▶ _Problem description_
Each line that holds the word "this" counts once; give the total for the records below and nothing else.
=== Materials provided ===
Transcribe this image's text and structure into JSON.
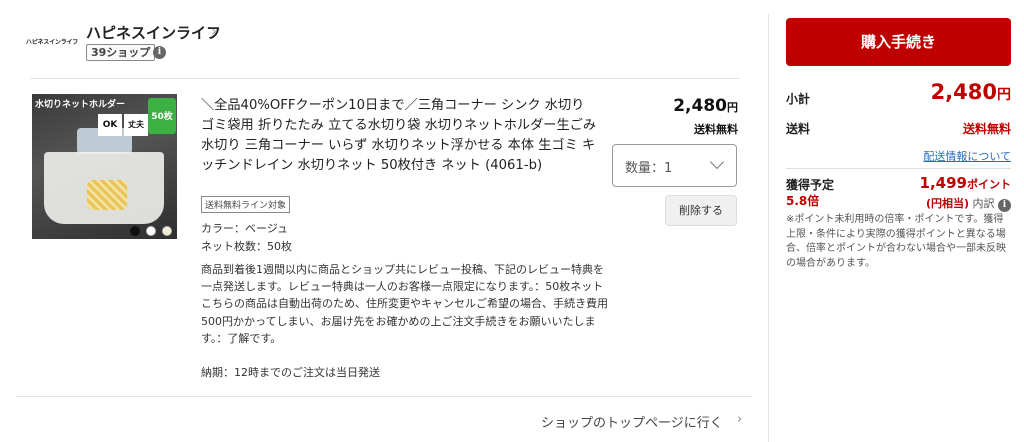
{
  "shop": {
    "logo_text": "ハピネスインライフ",
    "name": "ハピネスインライフ",
    "badge": "39ショップ"
  },
  "product": {
    "image_tag": "水切りネットホルダー",
    "image_badge_ok": "OK",
    "image_badge_strong": "丈夫",
    "image_pack": "50枚",
    "title": "＼全品40%OFFクーポン10日まで／三角コーナー シンク 水切り ゴミ袋用 折りたたみ 立てる水切り袋 水切りネットホルダー生ごみ水切り 三角コーナー いらず 水切りネット浮かせる 本体 生ゴミ キッチンドレイン 水切りネット 50枚付き ネット (4061-b)",
    "shipping_line_badge": "送料無料ライン対象",
    "color": "カラー：ベージュ",
    "net_count": "ネット枚数：50枚",
    "note": "商品到着後1週間以内に商品とショップ共にレビュー投稿、下記のレビュー特典を一点発送します。レビュー特典は一人のお客様一点限定になります。：50枚ネット こちらの商品は自動出荷のため、住所変更やキャンセルご希望の場合、手続き費用500円かかってしまい、お届け先をお確かめの上ご注文手続きをお願いいたします。：了解です。",
    "delivery": "納期：12時までのご注文は当日発送",
    "price_value": "2,480",
    "price_unit": "円",
    "shipping": "送料無料",
    "quantity_label": "数量：1",
    "delete_label": "削除する"
  },
  "footer": {
    "top_link": "ショップのトップページに行く"
  },
  "summary": {
    "buy_label": "購入手続き",
    "subtotal_label": "小計",
    "subtotal_value": "2,480",
    "subtotal_unit": "円",
    "shipping_label": "送料",
    "shipping_value": "送料無料",
    "shipping_info_link": "配送情報について",
    "points_label": "獲得予定",
    "points_rate": "5.8倍",
    "points_value": "1,499",
    "points_unit": "ポイント",
    "points_yen": "(円相当)",
    "points_breakdown": "内訳",
    "points_note": "※ポイント未利用時の倍率・ポイントです。獲得上限・条件により実際の獲得ポイントと異なる場合、倍率とポイントが合わない場合や一部未反映の場合があります。"
  },
  "colors": {
    "accent": "#bf0000",
    "link": "#2a6ebb"
  },
  "icons": [
    "chevron-right-icon",
    "info-icon",
    "chevron-down-icon"
  ]
}
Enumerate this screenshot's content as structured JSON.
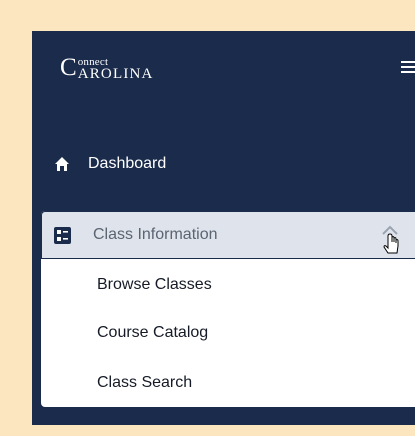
{
  "brand": {
    "connect": "onnect",
    "c": "C",
    "carolina": "AROLINA"
  },
  "nav": {
    "dashboard_label": "Dashboard",
    "class_info_label": "Class Information",
    "submenu": [
      {
        "label": "Browse Classes"
      },
      {
        "label": "Course Catalog"
      },
      {
        "label": "Class Search"
      }
    ]
  },
  "colors": {
    "panel": "#1b2b4b",
    "page_bg": "#fbe6bf",
    "selected_bg": "#dfe4ec"
  },
  "icons": [
    "menu-icon",
    "home-icon",
    "class-info-icon",
    "chevron-up-icon",
    "hand-cursor-icon"
  ]
}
===
▶ _Expected output_
2